* _Extracted information_:
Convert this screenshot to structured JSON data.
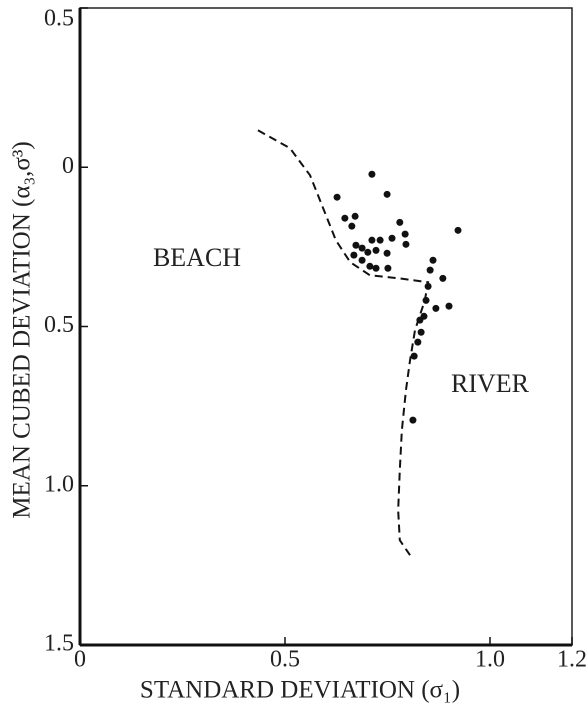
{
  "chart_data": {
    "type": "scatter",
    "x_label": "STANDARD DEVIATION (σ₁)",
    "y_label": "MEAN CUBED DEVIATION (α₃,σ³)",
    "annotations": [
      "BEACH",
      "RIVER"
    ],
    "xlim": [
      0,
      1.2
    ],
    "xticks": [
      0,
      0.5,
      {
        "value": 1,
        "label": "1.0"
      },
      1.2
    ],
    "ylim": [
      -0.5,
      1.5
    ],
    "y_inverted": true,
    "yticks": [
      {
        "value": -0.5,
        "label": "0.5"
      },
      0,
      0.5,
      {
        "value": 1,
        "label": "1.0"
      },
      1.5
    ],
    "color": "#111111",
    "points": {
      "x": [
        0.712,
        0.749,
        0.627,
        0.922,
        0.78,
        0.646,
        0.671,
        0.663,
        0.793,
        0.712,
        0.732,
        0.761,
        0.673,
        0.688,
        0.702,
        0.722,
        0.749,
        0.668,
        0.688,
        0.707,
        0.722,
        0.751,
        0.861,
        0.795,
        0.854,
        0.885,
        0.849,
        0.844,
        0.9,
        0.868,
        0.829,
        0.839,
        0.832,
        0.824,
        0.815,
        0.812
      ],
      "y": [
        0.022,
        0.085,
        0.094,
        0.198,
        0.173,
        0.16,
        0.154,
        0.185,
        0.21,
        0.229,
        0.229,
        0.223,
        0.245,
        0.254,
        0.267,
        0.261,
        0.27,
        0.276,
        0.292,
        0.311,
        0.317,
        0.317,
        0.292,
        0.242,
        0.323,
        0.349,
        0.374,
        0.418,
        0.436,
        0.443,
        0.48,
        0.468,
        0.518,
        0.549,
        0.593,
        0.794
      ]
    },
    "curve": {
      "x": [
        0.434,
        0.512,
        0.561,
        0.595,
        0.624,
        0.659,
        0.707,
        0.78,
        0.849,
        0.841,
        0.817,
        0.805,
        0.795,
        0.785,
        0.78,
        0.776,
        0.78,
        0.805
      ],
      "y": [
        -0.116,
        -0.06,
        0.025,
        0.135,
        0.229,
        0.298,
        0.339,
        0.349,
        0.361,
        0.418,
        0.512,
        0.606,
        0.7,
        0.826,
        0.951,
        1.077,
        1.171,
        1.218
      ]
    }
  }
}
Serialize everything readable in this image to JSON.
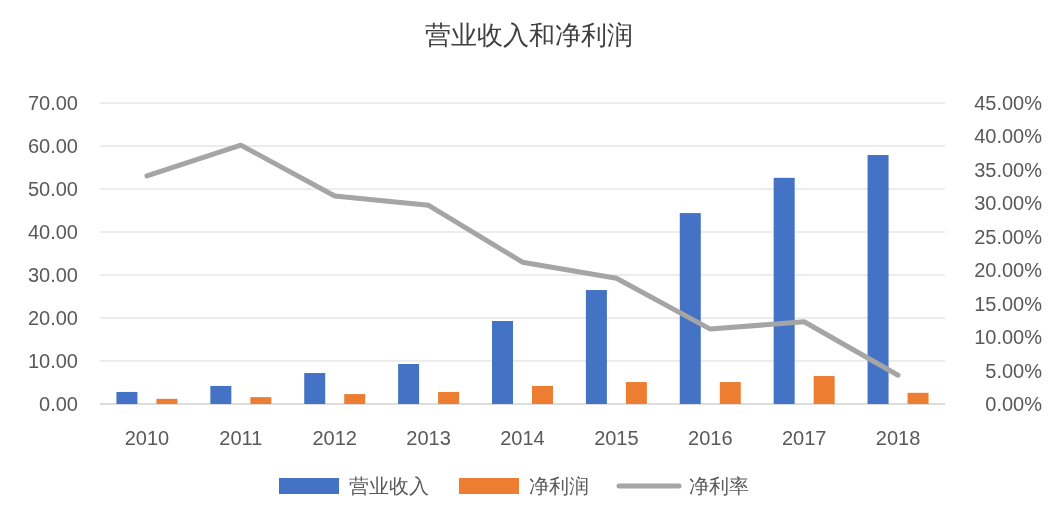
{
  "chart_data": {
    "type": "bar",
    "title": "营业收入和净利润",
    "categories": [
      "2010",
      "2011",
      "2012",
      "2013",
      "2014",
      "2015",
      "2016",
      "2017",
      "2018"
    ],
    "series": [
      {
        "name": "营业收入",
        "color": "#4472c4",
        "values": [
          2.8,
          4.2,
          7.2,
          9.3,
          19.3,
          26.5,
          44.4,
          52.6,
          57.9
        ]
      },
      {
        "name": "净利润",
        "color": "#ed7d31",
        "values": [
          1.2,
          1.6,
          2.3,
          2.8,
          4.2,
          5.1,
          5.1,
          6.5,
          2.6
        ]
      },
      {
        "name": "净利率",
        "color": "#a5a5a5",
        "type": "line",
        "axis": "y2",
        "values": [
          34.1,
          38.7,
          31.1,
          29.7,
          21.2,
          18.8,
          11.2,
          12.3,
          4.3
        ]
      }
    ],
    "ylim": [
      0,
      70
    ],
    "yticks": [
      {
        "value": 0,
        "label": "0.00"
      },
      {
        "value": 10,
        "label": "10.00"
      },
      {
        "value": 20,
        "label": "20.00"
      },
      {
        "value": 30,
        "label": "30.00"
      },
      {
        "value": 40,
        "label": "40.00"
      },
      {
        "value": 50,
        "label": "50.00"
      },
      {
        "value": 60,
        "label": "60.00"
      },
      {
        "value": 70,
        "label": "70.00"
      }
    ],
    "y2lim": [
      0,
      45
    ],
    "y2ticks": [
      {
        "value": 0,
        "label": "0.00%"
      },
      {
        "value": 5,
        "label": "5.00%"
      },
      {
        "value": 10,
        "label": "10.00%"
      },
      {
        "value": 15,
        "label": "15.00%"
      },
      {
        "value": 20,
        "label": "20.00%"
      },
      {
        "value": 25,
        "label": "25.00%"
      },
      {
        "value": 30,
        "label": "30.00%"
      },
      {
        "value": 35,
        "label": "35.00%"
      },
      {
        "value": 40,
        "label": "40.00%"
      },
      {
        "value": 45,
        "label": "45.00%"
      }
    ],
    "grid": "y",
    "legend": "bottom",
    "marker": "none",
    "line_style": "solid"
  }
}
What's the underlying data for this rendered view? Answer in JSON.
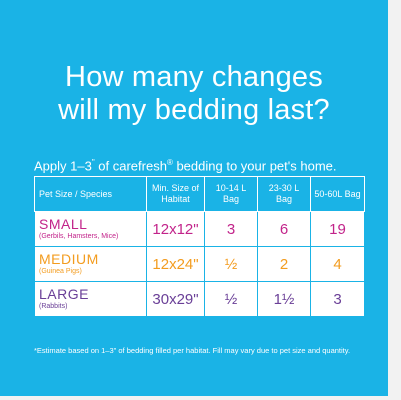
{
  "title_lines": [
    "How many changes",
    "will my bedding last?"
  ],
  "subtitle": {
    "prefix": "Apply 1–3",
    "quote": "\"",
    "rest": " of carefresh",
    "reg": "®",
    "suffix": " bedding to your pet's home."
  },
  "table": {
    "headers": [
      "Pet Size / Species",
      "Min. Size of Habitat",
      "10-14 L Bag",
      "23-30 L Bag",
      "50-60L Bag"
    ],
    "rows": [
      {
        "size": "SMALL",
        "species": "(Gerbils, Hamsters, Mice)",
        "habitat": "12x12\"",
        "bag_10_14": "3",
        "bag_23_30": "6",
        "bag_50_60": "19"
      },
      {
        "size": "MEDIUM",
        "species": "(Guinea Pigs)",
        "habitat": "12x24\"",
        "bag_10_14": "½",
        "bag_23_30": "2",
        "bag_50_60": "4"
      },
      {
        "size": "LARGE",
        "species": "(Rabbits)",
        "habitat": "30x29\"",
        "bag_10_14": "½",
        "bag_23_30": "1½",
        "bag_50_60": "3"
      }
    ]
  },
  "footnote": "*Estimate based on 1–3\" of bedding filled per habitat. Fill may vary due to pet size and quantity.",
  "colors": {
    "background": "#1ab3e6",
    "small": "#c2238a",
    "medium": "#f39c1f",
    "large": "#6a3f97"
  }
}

* _Written exercise_: Filter out every line that lacks the word "DEVIATION", and copy the rest.

* _Solution to the exercise_:
    "x_label": "STANDARD DEVIATION (σ₁)",
    "y_label": "MEAN CUBED DEVIATION (α₃,σ³)",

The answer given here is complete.